*Brief:* Reproduce every line of the listing as written, apart from the pictures.

*Extracted entries:*
※

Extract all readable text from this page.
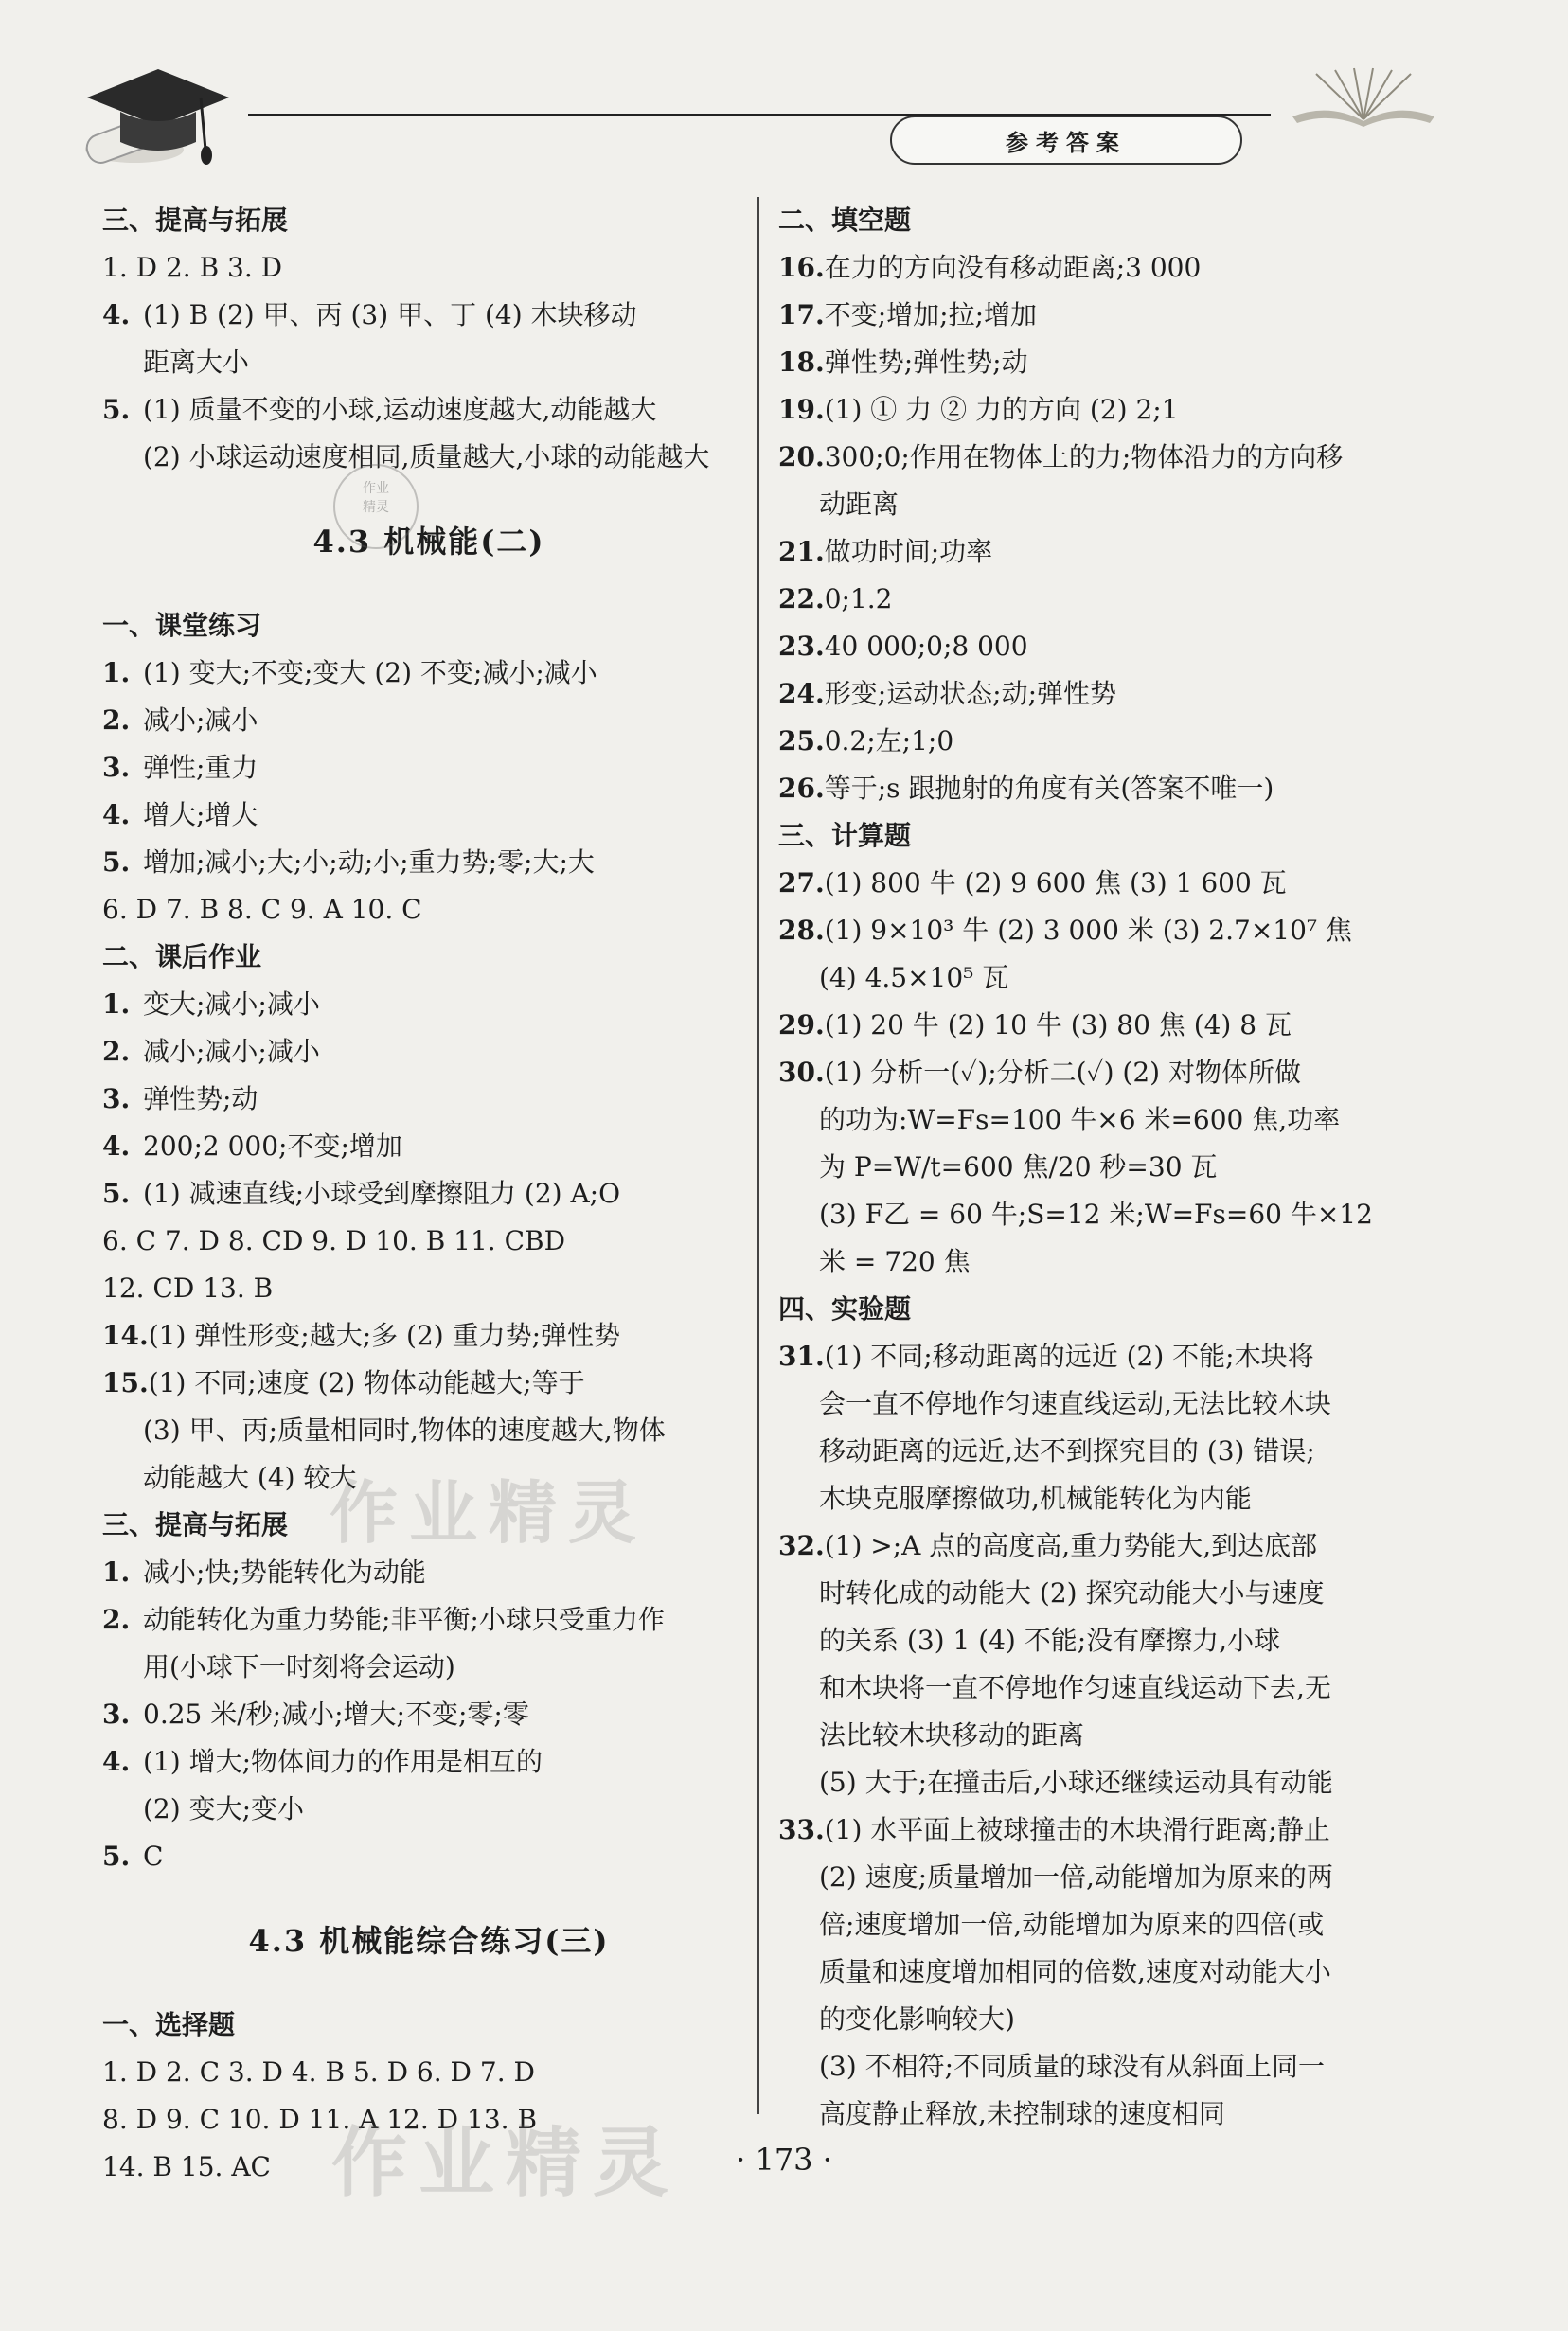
参考答案
三、提高与拓展
1. D 2. B 3. D
4. (1) B (2) 甲、丙 (3) 甲、丁 (4) 木块移动
距离大小
5. (1) 质量不变的小球,运动速度越大,动能越大
(2) 小球运动速度相同,质量越大,小球的动能越大
4.3 机械能(二)
一、课堂练习
1. (1) 变大;不变;变大 (2) 不变;减小;减小
2. 减小;减小
3. 弹性;重力
4. 增大;增大
5. 增加;减小;大;小;动;小;重力势;零;大;大
6. D 7. B 8. C 9. A 10. C
二、课后作业
1. 变大;减小;减小
2. 减小;减小;减小
3. 弹性势;动
4. 200;2 000;不变;增加
5. (1) 减速直线;小球受到摩擦阻力 (2) A;O
6. C 7. D 8. CD 9. D 10. B 11. CBD
12. CD 13. B
14.(1) 弹性形变;越大;多 (2) 重力势;弹性势
15.(1) 不同;速度 (2) 物体动能越大;等于
(3) 甲、丙;质量相同时,物体的速度越大,物体
动能越大 (4) 较大
三、提高与拓展
1. 减小;快;势能转化为动能
2. 动能转化为重力势能;非平衡;小球只受重力作
用(小球下一时刻将会运动)
3. 0.25 米/秒;减小;增大;不变;零;零
4. (1) 增大;物体间力的作用是相互的
(2) 变大;变小
5. C
4.3 机械能综合练习(三)
一、选择题
1. D 2. C 3. D 4. B 5. D 6. D 7. D
8. D 9. C 10. D 11. A 12. D 13. B
14. B 15. AC
二、填空题
16.在力的方向没有移动距离;3 000
17.不变;增加;拉;增加
18.弹性势;弹性势;动
19.(1) ① 力 ② 力的方向 (2) 2;1
20.300;0;作用在物体上的力;物体沿力的方向移
动距离
21.做功时间;功率
22.0;1.2
23.40 000;0;8 000
24.形变;运动状态;动;弹性势
25.0.2;左;1;0
26.等于;s 跟抛射的角度有关(答案不唯一)
三、计算题
27.(1) 800 牛 (2) 9 600 焦 (3) 1 600 瓦
28.(1) 9×10³ 牛 (2) 3 000 米 (3) 2.7×10⁷ 焦
(4) 4.5×10⁵ 瓦
29.(1) 20 牛 (2) 10 牛 (3) 80 焦 (4) 8 瓦
30.(1) 分析一(✓);分析二(✓) (2) 对物体所做
的功为:W=Fs=100 牛×6 米=600 焦,功率
为 P=W/t=600 焦/20 秒=30 瓦
(3) F乙 = 60 牛;S=12 米;W=Fs=60 牛×12
米 = 720 焦
四、实验题
31.(1) 不同;移动距离的远近 (2) 不能;木块将
会一直不停地作匀速直线运动,无法比较木块
移动距离的远近,达不到探究目的 (3) 错误;
木块克服摩擦做功,机械能转化为内能
32.(1) >;A 点的高度高,重力势能大,到达底部
时转化成的动能大 (2) 探究动能大小与速度
的关系 (3) 1 (4) 不能;没有摩擦力,小球
和木块将一直不停地作匀速直线运动下去,无
法比较木块移动的距离
(5) 大于;在撞击后,小球还继续运动具有动能
33.(1) 水平面上被球撞击的木块滑行距离;静止
(2) 速度;质量增加一倍,动能增加为原来的两
倍;速度增加一倍,动能增加为原来的四倍(或
质量和速度增加相同的倍数,速度对动能大小
的变化影响较大)
(3) 不相符;不同质量的球没有从斜面上同一
高度静止释放,未控制球的速度相同
作业
精灵
作业精灵
作业精灵	· 173 ·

※

*Written solution:*
Extract all readable text from this page.
参考答案
三、提高与拓展
1. D 2. B 3. D
4. (1) B (2) 甲、丙 (3) 甲、丁 (4) 木块移动
距离大小
5. (1) 质量不变的小球,运动速度越大,动能越大
(2) 小球运动速度相同,质量越大,小球的动能越大
4.3 机械能(二)
一、课堂练习
1. (1) 变大;不变;变大 (2) 不变;减小;减小
2. 减小;减小
3. 弹性;重力
4. 增大;增大
5. 增加;减小;大;小;动;小;重力势;零;大;大
6. D 7. B 8. C 9. A 10. C
二、课后作业
1. 变大;减小;减小
2. 减小;减小;减小
3. 弹性势;动
4. 200;2 000;不变;增加
5. (1) 减速直线;小球受到摩擦阻力 (2) A;O
6. C 7. D 8. CD 9. D 10. B 11. CBD
12. CD 13. B
14.(1) 弹性形变;越大;多 (2) 重力势;弹性势
15.(1) 不同;速度 (2) 物体动能越大;等于
(3) 甲、丙;质量相同时,物体的速度越大,物体
动能越大 (4) 较大
三、提高与拓展
1. 减小;快;势能转化为动能
2. 动能转化为重力势能;非平衡;小球只受重力作
用(小球下一时刻将会运动)
3. 0.25 米/秒;减小;增大;不变;零;零
4. (1) 增大;物体间力的作用是相互的
(2) 变大;变小
5. C
4.3 机械能综合练习(三)
一、选择题
1. D 2. C 3. D 4. B 5. D 6. D 7. D
8. D 9. C 10. D 11. A 12. D 13. B
14. B 15. AC
二、填空题
16.在力的方向没有移动距离;3 000
17.不变;增加;拉;增加
18.弹性势;弹性势;动
19.(1) ① 力 ② 力的方向 (2) 2;1
20.300;0;作用在物体上的力;物体沿力的方向移
动距离
21.做功时间;功率
22.0;1.2
23.40 000;0;8 000
24.形变;运动状态;动;弹性势
25.0.2;左;1;0
26.等于;s 跟抛射的角度有关(答案不唯一)
三、计算题
27.(1) 800 牛 (2) 9 600 焦 (3) 1 600 瓦
28.(1) 9×10³ 牛 (2) 3 000 米 (3) 2.7×10⁷ 焦
(4) 4.5×10⁵ 瓦
29.(1) 20 牛 (2) 10 牛 (3) 80 焦 (4) 8 瓦
30.(1) 分析一(✓);分析二(✓) (2) 对物体所做
的功为:W=Fs=100 牛×6 米=600 焦,功率
为 P=W/t=600 焦/20 秒=30 瓦
(3) F乙 = 60 牛;S=12 米;W=Fs=60 牛×12
米 = 720 焦
四、实验题
31.(1) 不同;移动距离的远近 (2) 不能;木块将
会一直不停地作匀速直线运动,无法比较木块
移动距离的远近,达不到探究目的 (3) 错误;
木块克服摩擦做功,机械能转化为内能
32.(1) >;A 点的高度高,重力势能大,到达底部
时转化成的动能大 (2) 探究动能大小与速度
的关系 (3) 1 (4) 不能;没有摩擦力,小球
和木块将一直不停地作匀速直线运动下去,无
法比较木块移动的距离
(5) 大于;在撞击后,小球还继续运动具有动能
33.(1) 水平面上被球撞击的木块滑行距离;静止
(2) 速度;质量增加一倍,动能增加为原来的两
倍;速度增加一倍,动能增加为原来的四倍(或
质量和速度增加相同的倍数,速度对动能大小
的变化影响较大)
(3) 不相符;不同质量的球没有从斜面上同一
高度静止释放,未控制球的速度相同
作业
精灵
作业精灵
作业精灵	· 173 ·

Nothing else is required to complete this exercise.